What is required = Determine how many lines of this material contain "Amsterdam". Give only the number.

Exercise material =
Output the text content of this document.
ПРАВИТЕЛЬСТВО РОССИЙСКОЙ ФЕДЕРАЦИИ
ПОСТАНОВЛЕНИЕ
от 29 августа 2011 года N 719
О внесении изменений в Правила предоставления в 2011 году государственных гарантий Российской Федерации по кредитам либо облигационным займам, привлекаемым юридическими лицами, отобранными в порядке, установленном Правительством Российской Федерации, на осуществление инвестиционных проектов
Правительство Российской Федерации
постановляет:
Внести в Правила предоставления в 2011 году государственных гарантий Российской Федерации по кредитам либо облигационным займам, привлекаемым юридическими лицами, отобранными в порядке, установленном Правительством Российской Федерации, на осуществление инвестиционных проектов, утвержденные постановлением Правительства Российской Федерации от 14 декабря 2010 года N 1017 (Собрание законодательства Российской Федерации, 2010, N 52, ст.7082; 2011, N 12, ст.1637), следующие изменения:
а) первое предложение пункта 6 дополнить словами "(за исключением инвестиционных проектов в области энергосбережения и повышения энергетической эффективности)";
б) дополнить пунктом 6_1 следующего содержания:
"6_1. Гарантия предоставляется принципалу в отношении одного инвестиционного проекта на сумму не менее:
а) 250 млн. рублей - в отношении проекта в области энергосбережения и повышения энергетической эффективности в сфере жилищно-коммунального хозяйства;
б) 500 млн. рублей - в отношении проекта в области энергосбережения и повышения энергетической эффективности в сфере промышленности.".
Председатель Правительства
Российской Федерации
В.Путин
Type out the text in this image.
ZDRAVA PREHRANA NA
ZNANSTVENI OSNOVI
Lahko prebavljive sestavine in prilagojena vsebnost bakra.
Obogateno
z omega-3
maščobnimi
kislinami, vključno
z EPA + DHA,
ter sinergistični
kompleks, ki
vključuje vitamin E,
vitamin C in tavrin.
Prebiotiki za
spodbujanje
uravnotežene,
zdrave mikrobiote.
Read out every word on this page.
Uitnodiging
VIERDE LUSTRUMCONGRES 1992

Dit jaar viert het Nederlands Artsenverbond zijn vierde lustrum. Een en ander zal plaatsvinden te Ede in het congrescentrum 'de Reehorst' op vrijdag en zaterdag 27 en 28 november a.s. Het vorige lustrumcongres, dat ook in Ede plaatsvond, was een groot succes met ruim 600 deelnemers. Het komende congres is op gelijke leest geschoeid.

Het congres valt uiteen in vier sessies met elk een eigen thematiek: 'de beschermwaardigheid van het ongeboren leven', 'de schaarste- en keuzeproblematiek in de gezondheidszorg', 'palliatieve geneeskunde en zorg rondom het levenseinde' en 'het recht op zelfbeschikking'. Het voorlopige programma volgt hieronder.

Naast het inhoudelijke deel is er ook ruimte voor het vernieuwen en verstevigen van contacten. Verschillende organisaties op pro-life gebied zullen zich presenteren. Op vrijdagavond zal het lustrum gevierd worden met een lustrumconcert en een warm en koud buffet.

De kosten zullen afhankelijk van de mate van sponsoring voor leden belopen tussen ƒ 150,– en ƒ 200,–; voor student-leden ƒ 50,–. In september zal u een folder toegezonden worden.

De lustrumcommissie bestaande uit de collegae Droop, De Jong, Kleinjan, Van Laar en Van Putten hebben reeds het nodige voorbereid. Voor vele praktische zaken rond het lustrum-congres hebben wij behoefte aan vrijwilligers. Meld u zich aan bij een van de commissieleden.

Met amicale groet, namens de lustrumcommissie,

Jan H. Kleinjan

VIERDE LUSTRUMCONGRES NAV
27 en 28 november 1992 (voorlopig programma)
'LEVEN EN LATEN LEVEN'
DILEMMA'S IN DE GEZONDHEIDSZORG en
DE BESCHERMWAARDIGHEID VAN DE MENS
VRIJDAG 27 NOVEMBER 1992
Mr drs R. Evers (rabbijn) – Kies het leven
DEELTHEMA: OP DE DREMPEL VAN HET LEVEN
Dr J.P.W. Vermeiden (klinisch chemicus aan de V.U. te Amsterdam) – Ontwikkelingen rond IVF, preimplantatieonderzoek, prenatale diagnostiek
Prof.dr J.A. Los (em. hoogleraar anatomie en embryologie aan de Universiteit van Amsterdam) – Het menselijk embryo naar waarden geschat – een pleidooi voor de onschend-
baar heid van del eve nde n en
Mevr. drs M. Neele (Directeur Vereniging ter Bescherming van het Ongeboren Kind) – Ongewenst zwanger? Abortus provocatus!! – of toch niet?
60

...

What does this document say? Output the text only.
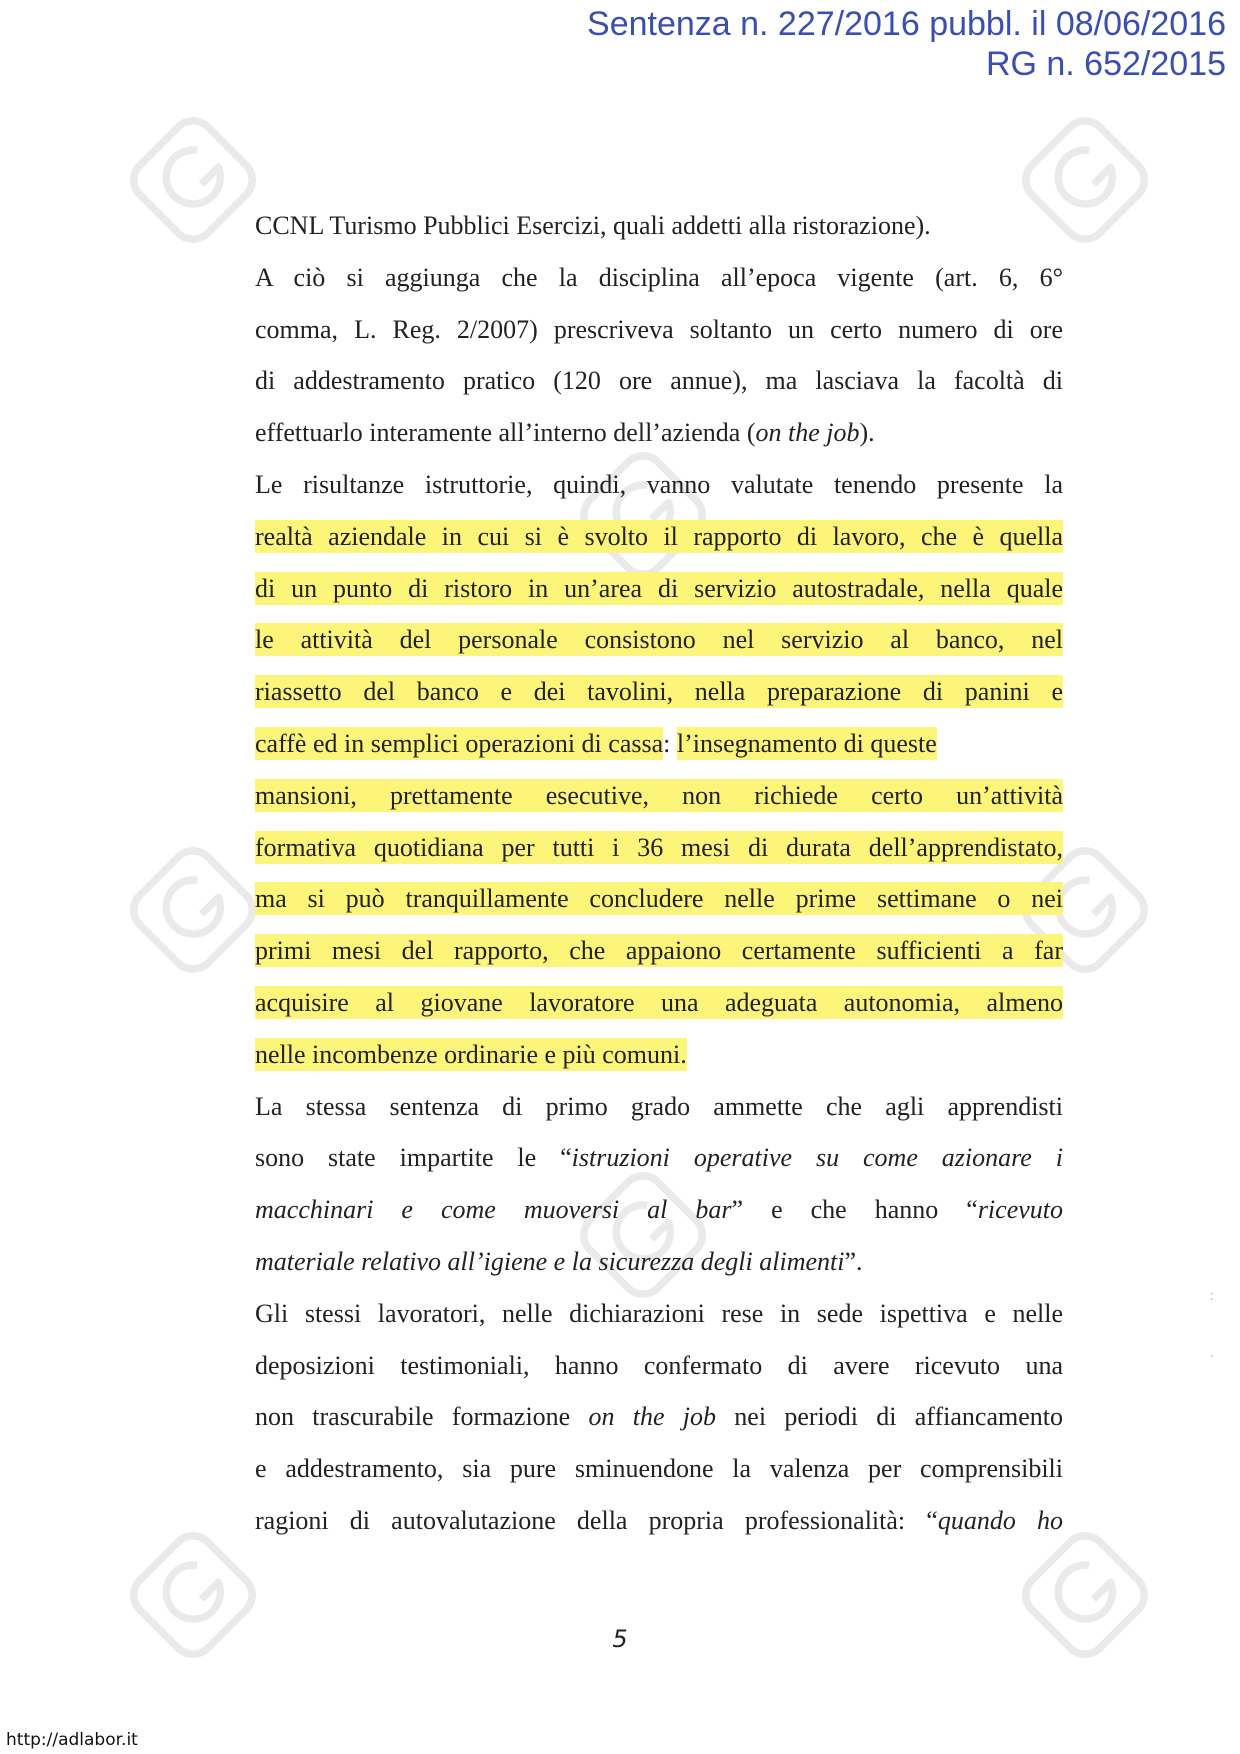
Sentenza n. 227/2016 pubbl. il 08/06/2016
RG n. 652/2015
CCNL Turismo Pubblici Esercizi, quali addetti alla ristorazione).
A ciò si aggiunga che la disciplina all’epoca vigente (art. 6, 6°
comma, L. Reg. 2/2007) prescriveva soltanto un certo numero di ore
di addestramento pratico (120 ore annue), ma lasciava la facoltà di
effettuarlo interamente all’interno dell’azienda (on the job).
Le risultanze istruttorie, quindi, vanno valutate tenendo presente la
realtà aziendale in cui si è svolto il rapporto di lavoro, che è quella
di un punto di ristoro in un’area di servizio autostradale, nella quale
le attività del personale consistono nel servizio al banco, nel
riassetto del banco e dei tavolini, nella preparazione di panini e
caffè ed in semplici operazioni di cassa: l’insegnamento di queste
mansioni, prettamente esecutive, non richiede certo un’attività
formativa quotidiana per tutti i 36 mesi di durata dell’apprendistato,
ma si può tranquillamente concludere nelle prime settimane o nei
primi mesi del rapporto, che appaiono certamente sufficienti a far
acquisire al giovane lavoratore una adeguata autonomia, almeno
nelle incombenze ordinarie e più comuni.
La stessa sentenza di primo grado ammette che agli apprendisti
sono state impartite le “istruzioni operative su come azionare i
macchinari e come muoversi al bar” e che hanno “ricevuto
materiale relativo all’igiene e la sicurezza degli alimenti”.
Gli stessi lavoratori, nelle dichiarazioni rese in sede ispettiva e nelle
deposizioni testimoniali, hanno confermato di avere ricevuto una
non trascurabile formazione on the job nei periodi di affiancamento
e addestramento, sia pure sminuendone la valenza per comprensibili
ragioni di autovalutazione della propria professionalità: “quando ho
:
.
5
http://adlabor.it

Answer for this exercise = 2